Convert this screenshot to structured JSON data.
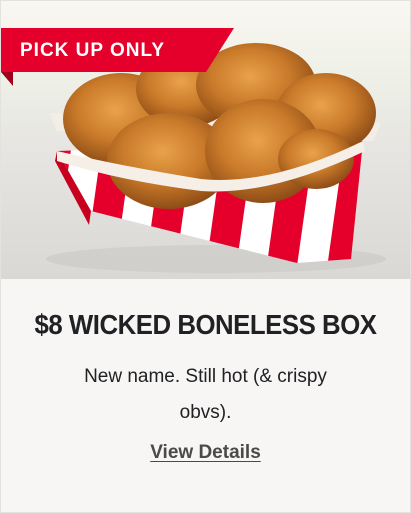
{
  "badge": {
    "label": "PICK UP ONLY"
  },
  "product": {
    "image_alt": "Boneless fried chicken pieces in a red and white striped box",
    "title": "$8 WICKED BONELESS BOX",
    "description": "New name. Still hot (& crispy obvs).",
    "details_link": "View Details"
  },
  "colors": {
    "brand_red": "#e4002b",
    "text_dark": "#202124",
    "card_bg": "#f7f6f4"
  }
}
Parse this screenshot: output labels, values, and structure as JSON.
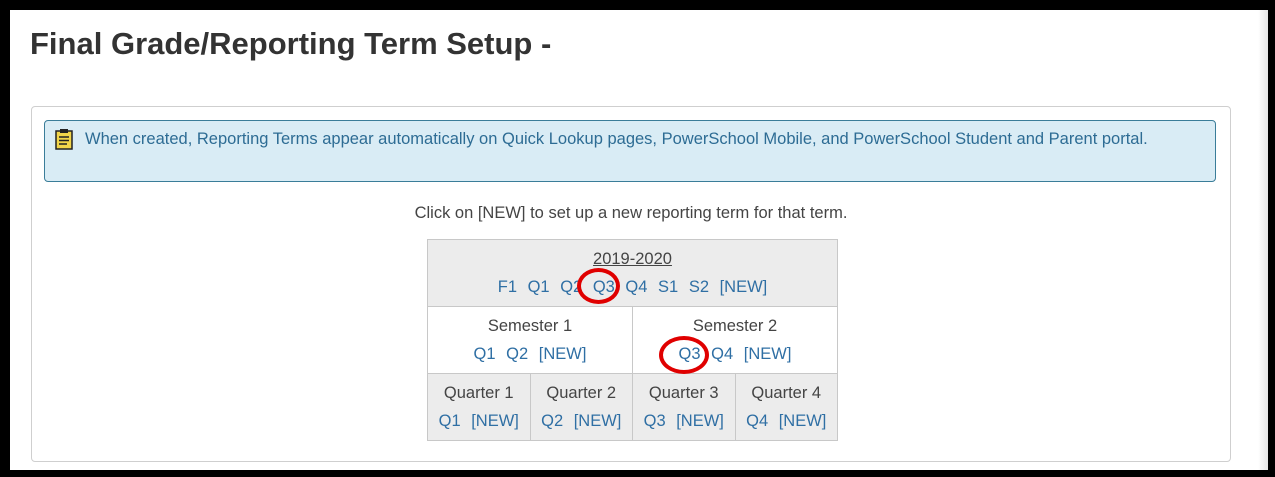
{
  "page": {
    "title": "Final Grade/Reporting Term Setup -"
  },
  "info": {
    "icon": "clipboard-note-icon",
    "message": "When created, Reporting Terms appear automatically on Quick Lookup pages, PowerSchool Mobile, and PowerSchool Student and Parent portal."
  },
  "instruction": "Click on [NEW] to set up a new reporting term for that term.",
  "year": {
    "label": "2019-2020",
    "links": [
      "F1",
      "Q1",
      "Q2",
      "Q3",
      "Q4",
      "S1",
      "S2",
      "[NEW]"
    ]
  },
  "semesters": [
    {
      "label": "Semester 1",
      "links": [
        "Q1",
        "Q2",
        "[NEW]"
      ]
    },
    {
      "label": "Semester 2",
      "links": [
        "Q3",
        "Q4",
        "[NEW]"
      ]
    }
  ],
  "quarters": [
    {
      "label": "Quarter 1",
      "links": [
        "Q1",
        "[NEW]"
      ]
    },
    {
      "label": "Quarter 2",
      "links": [
        "Q2",
        "[NEW]"
      ]
    },
    {
      "label": "Quarter 3",
      "links": [
        "Q3",
        "[NEW]"
      ]
    },
    {
      "label": "Quarter 4",
      "links": [
        "Q4",
        "[NEW]"
      ]
    }
  ],
  "annotations": {
    "highlight_color": "#e00000"
  }
}
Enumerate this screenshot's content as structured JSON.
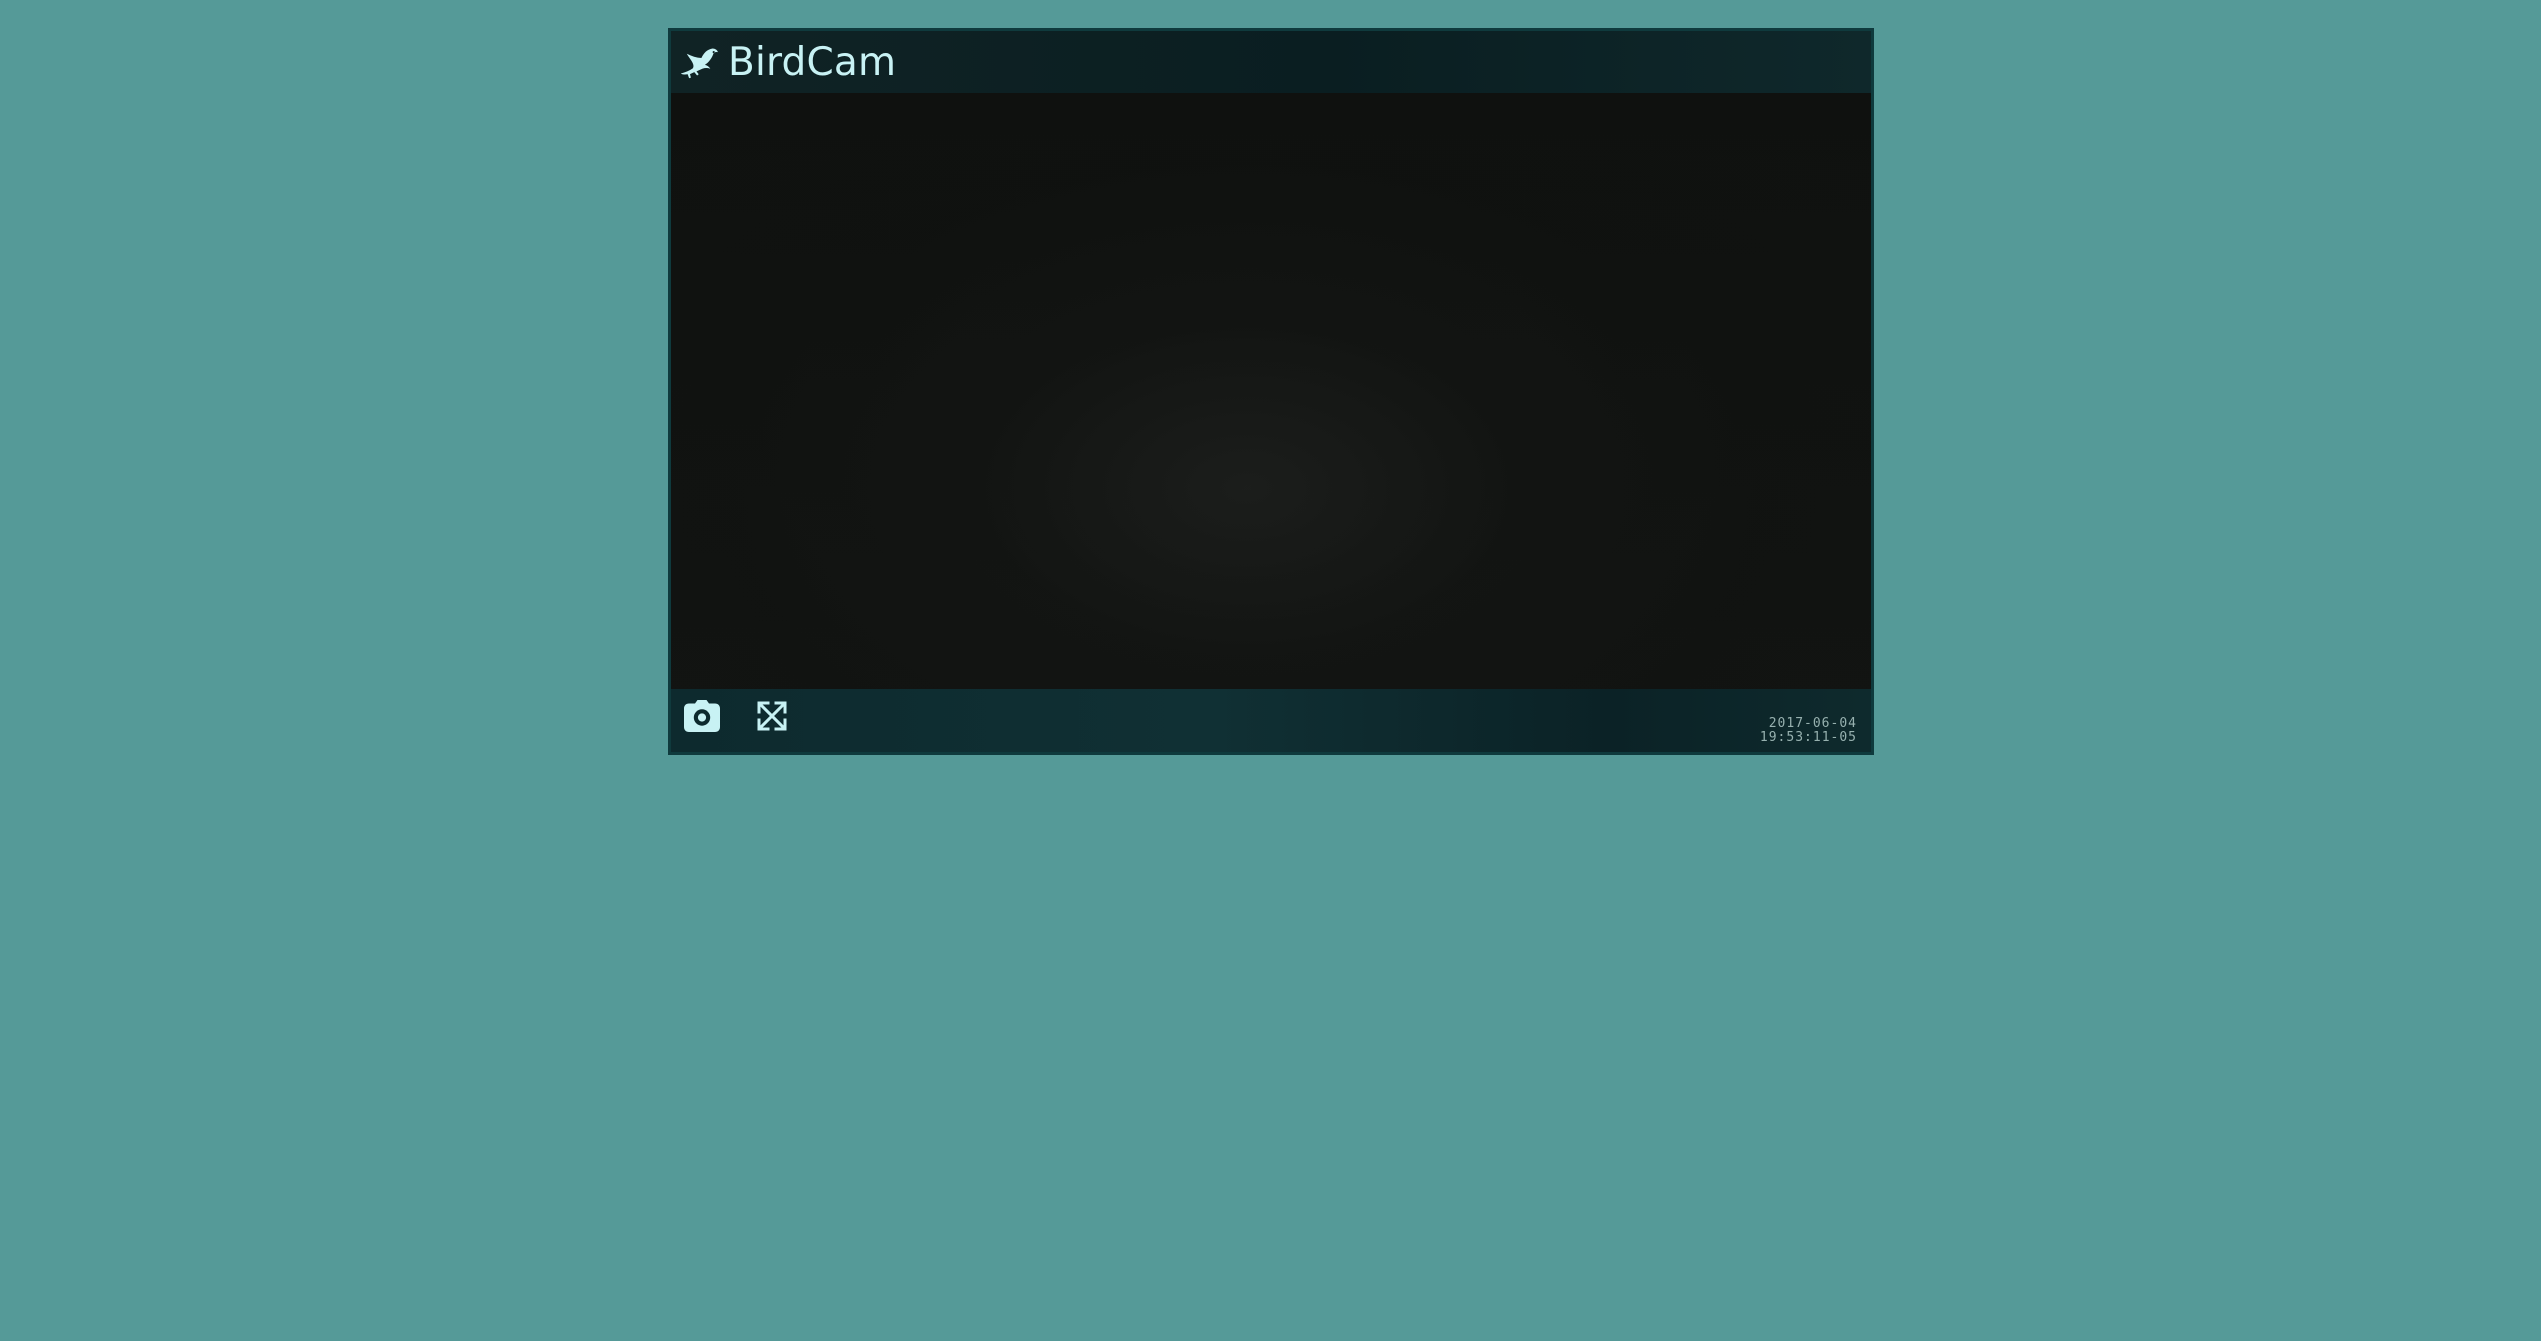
{
  "app": {
    "title": "BirdCam"
  },
  "icons": {
    "brand": "bird-icon",
    "snapshot": "camera-icon",
    "fullscreen": "fullscreen-icon"
  },
  "colors": {
    "background": "#559a98",
    "frame": "#0f3a3d",
    "accent_text": "#c8f2f4",
    "video": "#0f1110"
  },
  "overlay": {
    "date": "2017-06-04",
    "time": "19:53:11-05"
  }
}
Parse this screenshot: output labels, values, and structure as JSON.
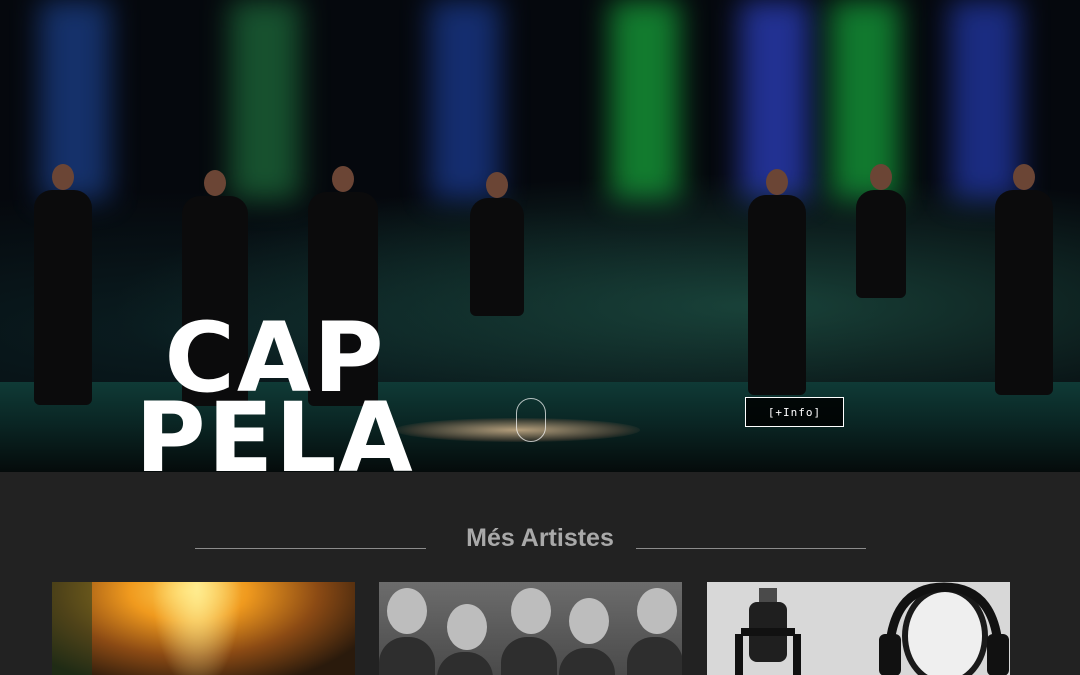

Work instructions: Give the entries again word for word, but skip the pictures.

Exercise result:
Convert this screenshot to structured JSON data.
{
  "badge": {
    "label": "PICK UP ONLY"
  },
  "product": {
    "image_alt": "Boneless fried chicken pieces in a red and white striped box",
    "title": "$8 WICKED BONELESS BOX",
    "description": "New name. Still hot (& crispy obvs).",
    "details_link": "View Details"
  },
  "colors": {
    "brand_red": "#e4002b",
    "text_dark": "#202124",
    "card_bg": "#f7f6f4"
  }
}
Parse this screenshot: output labels, values, and structure as JSON.
{
  "page": {
    "title": "Final Grade/Reporting Term Setup -"
  },
  "info": {
    "icon": "clipboard-note-icon",
    "message": "When created, Reporting Terms appear automatically on Quick Lookup pages, PowerSchool Mobile, and PowerSchool Student and Parent portal."
  },
  "instruction": "Click on [NEW] to set up a new reporting term for that term.",
  "year": {
    "label": "2019-2020",
    "links": [
      "F1",
      "Q1",
      "Q2",
      "Q3",
      "Q4",
      "S1",
      "S2",
      "[NEW]"
    ]
  },
  "semesters": [
    {
      "label": "Semester 1",
      "links": [
        "Q1",
        "Q2",
        "[NEW]"
      ]
    },
    {
      "label": "Semester 2",
      "links": [
        "Q3",
        "Q4",
        "[NEW]"
      ]
    }
  ],
  "quarters": [
    {
      "label": "Quarter 1",
      "links": [
        "Q1",
        "[NEW]"
      ]
    },
    {
      "label": "Quarter 2",
      "links": [
        "Q2",
        "[NEW]"
      ]
    },
    {
      "label": "Quarter 3",
      "links": [
        "Q3",
        "[NEW]"
      ]
    },
    {
      "label": "Quarter 4",
      "links": [
        "Q4",
        "[NEW]"
      ]
    }
  ],
  "annotations": {
    "highlight_color": "#e00000"
  }
}
Enumerate this screenshot's content as structured JSON.
{
  "app": {
    "title": "BirdCam"
  },
  "icons": {
    "brand": "bird-icon",
    "snapshot": "camera-icon",
    "fullscreen": "fullscreen-icon"
  },
  "colors": {
    "background": "#559a98",
    "frame": "#0f3a3d",
    "accent_text": "#c8f2f4",
    "video": "#0f1110"
  },
  "overlay": {
    "date": "2017-06-04",
    "time": "19:53:11-05"
  }
}
Parse this screenshot: output labels, values, and structure as JSON.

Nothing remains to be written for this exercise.